(Element placement records)

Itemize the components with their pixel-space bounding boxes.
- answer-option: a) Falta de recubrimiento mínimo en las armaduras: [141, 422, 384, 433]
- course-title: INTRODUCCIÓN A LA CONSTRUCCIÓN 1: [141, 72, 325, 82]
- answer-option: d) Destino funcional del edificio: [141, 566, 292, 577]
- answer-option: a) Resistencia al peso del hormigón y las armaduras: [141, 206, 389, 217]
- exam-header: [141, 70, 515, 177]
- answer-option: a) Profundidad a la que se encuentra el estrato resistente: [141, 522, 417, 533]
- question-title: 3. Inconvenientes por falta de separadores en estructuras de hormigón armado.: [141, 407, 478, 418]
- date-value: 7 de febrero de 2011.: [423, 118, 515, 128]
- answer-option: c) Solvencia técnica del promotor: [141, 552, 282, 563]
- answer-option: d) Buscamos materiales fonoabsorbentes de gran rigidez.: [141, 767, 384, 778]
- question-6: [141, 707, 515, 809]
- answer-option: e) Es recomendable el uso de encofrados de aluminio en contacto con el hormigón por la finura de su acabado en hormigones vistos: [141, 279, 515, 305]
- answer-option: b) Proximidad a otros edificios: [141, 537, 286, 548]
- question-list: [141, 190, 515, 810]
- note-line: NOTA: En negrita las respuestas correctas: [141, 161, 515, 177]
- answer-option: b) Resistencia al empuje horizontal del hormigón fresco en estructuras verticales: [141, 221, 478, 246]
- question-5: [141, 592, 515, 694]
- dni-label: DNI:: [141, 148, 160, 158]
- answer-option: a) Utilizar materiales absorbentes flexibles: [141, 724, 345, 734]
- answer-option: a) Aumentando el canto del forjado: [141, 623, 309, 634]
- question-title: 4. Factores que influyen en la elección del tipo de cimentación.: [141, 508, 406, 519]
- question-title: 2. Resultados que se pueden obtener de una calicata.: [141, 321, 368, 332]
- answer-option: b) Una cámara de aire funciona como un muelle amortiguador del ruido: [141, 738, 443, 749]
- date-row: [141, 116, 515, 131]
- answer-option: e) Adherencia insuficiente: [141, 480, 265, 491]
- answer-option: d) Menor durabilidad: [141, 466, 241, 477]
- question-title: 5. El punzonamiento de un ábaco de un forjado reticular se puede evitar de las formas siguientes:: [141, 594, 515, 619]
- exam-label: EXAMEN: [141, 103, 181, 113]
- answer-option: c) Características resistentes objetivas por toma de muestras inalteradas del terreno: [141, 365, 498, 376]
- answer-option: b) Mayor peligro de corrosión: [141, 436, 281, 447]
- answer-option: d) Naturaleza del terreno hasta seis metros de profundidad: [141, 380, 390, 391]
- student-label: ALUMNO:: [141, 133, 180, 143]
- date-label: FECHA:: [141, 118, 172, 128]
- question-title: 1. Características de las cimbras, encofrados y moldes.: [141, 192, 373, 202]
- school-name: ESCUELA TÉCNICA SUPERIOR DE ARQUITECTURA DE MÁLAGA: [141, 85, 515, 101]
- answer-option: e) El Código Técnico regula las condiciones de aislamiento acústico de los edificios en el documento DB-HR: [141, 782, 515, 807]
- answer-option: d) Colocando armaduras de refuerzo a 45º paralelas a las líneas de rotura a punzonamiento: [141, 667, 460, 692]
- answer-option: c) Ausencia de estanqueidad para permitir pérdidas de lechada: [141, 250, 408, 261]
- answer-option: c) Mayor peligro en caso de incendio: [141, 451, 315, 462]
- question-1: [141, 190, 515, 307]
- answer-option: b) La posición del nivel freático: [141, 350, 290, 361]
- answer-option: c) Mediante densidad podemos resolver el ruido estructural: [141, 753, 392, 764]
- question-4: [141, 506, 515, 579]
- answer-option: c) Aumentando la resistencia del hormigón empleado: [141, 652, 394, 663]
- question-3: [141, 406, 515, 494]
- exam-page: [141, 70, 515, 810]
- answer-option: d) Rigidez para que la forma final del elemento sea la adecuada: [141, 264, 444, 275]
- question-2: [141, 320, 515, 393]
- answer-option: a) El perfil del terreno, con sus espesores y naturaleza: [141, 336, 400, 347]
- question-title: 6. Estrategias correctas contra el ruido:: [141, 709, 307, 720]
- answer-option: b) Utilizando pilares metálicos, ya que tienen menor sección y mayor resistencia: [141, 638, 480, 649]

Given request
Render every line of the records above as a JSON list of strings, one string per line, leaving out any blank lines.

Solution for this exercise
[
  "Itemize the components with their pixel-space bounding boxes.",
  "- answer-option: a) Falta de recubrimiento mínimo en las armaduras: [141, 422, 384, 433]",
  "- course-title: INTRODUCCIÓN A LA CONSTRUCCIÓN 1: [141, 72, 325, 82]",
  "- answer-option: d) Destino funcional del edificio: [141, 566, 292, 577]",
  "- answer-option: a) Resistencia al peso del hormigón y las armaduras: [141, 206, 389, 217]",
  "- exam-header: [141, 70, 515, 177]",
  "- answer-option: a) Profundidad a la que se encuentra el estrato resistente: [141, 522, 417, 533]",
  "- question-title: 3. Inconvenientes por falta de separadores en estructuras de hormigón armado.: [141, 407, 478, 418]",
  "- date-value: 7 de febrero de 2011.: [423, 118, 515, 128]",
  "- answer-option: c) Solvencia técnica del promotor: [141, 552, 282, 563]",
  "- answer-option: d) Buscamos materiales fonoabsorbentes de gran rigidez.: [141, 767, 384, 778]",
  "- question-6: [141, 707, 515, 809]",
  "- answer-option: e) Es recomendable el uso de encofrados de aluminio en contacto con el hormigón por la finura de su acabado en hormigones vistos: [141, 279, 515, 305]",
  "- answer-option: b) Proximidad a otros edificios: [141, 537, 286, 548]",
  "- question-list: [141, 190, 515, 810]",
  "- note-line: NOTA: En negrita las respuestas correctas: [141, 161, 515, 177]",
  "- answer-option: b) Resistencia al empuje horizontal del hormigón fresco en estructuras verticales: [141, 221, 478, 246]",
  "- question-5: [141, 592, 515, 694]",
  "- dni-label: DNI:: [141, 148, 160, 158]",
  "- answer-option: a) Utilizar materiales absorbentes flexibles: [141, 724, 345, 734]",
  "- answer-option: a) Aumentando el canto del forjado: [141, 623, 309, 634]",
  "- question-title: 4. Factores que influyen en la elección del tipo de cimentación.: [141, 508, 406, 519]",
  "- question-title: 2. Resultados que se pueden obtener de una calicata.: [141, 321, 368, 332]",
  "- answer-option: b) Una cámara de aire funciona como un muelle amortiguador del ruido: [141, 738, 443, 749]",
  "- date-row: [141, 116, 515, 131]",
  "- answer-option: e) Adherencia insuficiente: [141, 480, 265, 491]",
  "- answer-option: d) Menor durabilidad: [141, 466, 241, 477]",
  "- question-title: 5. El punzonamiento de un ábaco de un forjado reticular se puede evitar de las formas siguientes:: [141, 594, 515, 619]",
  "- exam-label: EXAMEN: [141, 103, 181, 113]",
  "- answer-option: c) Características resistentes objetivas por toma de muestras inalteradas del terreno: [141, 365, 498, 376]",
  "- answer-option: b) Mayor peligro de corrosión: [141, 436, 281, 447]",
  "- answer-option: d) Naturaleza del terreno hasta seis metros de profundidad: [141, 380, 390, 391]",
  "- student-label: ALUMNO:: [141, 133, 180, 143]",
  "- date-label: FECHA:: [141, 118, 172, 128]",
  "- question-title: 1. Características de las cimbras, encofrados y moldes.: [141, 192, 373, 202]",
  "- school-name: ESCUELA TÉCNICA SUPERIOR DE ARQUITECTURA DE MÁLAGA: [141, 85, 515, 101]",
  "- answer-option: e) El Código Técnico regula las condiciones de aislamiento acústico de los edificios en el documento DB-HR: [141, 782, 515, 807]",
  "- answer-option: d) Colocando armaduras de refuerzo a 45º paralelas a las líneas de rotura a punzonamiento: [141, 667, 460, 692]",
  "- answer-option: c) Ausencia de estanqueidad para permitir pérdidas de lechada: [141, 250, 408, 261]",
  "- answer-option: c) Mayor peligro en caso de incendio: [141, 451, 315, 462]",
  "- question-1: [141, 190, 515, 307]",
  "- answer-option: b) La posición del nivel freático: [141, 350, 290, 361]",
  "- answer-option: c) Mediante densidad podemos resolver el ruido estructural: [141, 753, 392, 764]",
  "- question-4: [141, 506, 515, 579]",
  "- answer-option: c) Aumentando la resistencia del hormigón empleado: [141, 652, 394, 663]",
  "- question-3: [141, 406, 515, 494]",
  "- exam-page: [141, 70, 515, 810]",
  "- answer-option: d) Rigidez para que la forma final del elemento sea la adecuada: [141, 264, 444, 275]",
  "- question-2: [141, 320, 515, 393]",
  "- answer-option: a) El perfil del terreno, con sus espesores y naturaleza: [141, 336, 400, 347]",
  "- question-title: 6. Estrategias correctas contra el ruido:: [141, 709, 307, 720]",
  "- answer-option: b) Utilizando pilares metálicos, ya que tienen menor sección y mayor resistencia: [141, 638, 480, 649]"
]